**AIM:**
Hunt for the word "nước" across the entries below, copying each line that holds it.

## Begin INPUT FOR THIS TASK

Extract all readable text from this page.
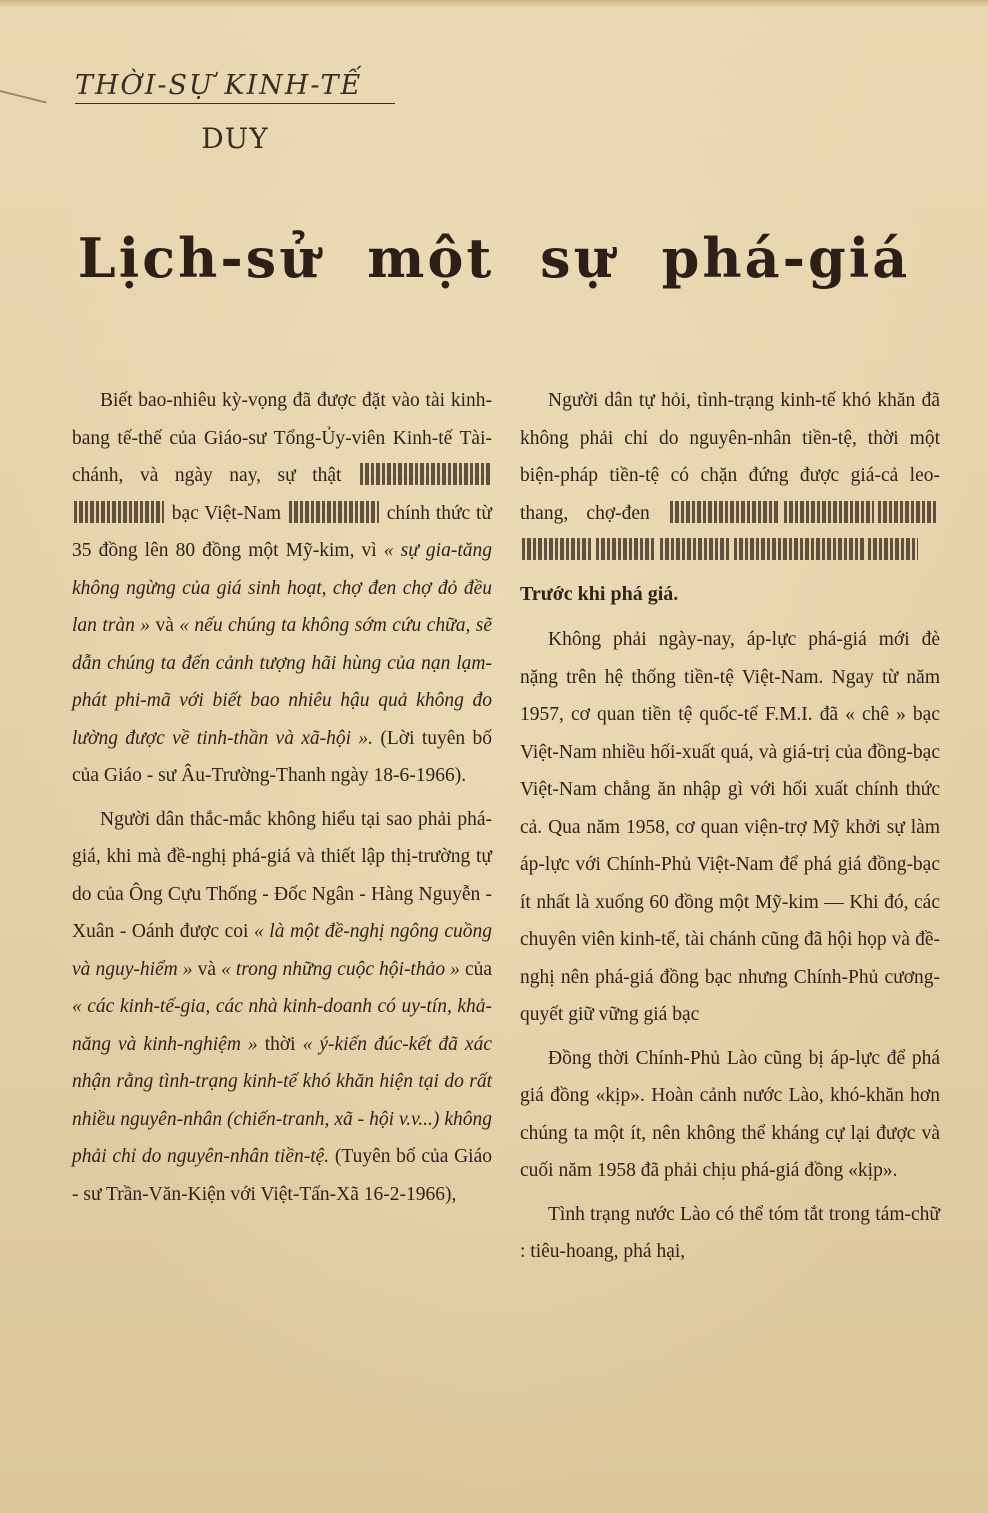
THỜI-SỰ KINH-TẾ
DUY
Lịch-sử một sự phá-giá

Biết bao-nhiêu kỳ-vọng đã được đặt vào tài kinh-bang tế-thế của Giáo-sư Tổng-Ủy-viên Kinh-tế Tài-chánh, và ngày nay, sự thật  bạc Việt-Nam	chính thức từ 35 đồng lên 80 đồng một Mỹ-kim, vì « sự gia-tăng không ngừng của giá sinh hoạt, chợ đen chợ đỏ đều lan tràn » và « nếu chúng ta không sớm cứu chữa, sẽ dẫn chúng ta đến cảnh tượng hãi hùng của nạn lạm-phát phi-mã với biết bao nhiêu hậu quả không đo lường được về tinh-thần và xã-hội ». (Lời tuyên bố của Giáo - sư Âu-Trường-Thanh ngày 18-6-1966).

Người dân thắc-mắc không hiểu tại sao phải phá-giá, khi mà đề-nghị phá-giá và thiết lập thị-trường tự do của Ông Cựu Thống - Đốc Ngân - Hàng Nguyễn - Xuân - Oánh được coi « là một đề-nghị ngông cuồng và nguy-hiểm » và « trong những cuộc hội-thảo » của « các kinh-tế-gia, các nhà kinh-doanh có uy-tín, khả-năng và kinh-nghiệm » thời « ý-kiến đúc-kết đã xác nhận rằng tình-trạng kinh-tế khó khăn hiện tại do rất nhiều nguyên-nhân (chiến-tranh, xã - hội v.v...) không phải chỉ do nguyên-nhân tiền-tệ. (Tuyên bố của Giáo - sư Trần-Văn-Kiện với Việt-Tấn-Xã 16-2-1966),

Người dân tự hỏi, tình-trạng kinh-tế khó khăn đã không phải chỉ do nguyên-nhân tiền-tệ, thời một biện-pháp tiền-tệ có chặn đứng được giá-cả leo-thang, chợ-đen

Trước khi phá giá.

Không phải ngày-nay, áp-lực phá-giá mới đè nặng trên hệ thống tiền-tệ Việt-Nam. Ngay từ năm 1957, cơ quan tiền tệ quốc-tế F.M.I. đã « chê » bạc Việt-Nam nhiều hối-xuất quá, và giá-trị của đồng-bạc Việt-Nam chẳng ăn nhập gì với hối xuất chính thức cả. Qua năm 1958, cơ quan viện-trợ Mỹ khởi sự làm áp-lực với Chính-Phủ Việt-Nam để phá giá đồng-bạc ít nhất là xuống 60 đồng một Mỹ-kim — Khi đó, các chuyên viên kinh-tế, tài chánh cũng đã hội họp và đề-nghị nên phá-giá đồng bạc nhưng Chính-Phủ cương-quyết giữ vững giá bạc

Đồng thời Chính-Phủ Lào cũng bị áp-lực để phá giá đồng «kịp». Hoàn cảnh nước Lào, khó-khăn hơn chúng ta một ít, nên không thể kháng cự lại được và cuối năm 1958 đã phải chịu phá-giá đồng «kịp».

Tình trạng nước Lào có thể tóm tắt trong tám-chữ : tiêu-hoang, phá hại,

## End INPUT FOR THIS TASK

**EXPECTED OUTPUT:**
Đồng thời Chính-Phủ Lào cũng bị áp-lực để phá giá đồng «kịp». Hoàn cảnh nước Lào, khó-khăn hơn chúng ta một ít, nên không thể kháng cự lại được và cuối năm 1958 đã phải chịu phá-giá đồng «kịp».
Tình trạng nước Lào có thể tóm tắt trong tám-chữ : tiêu-hoang, phá hại,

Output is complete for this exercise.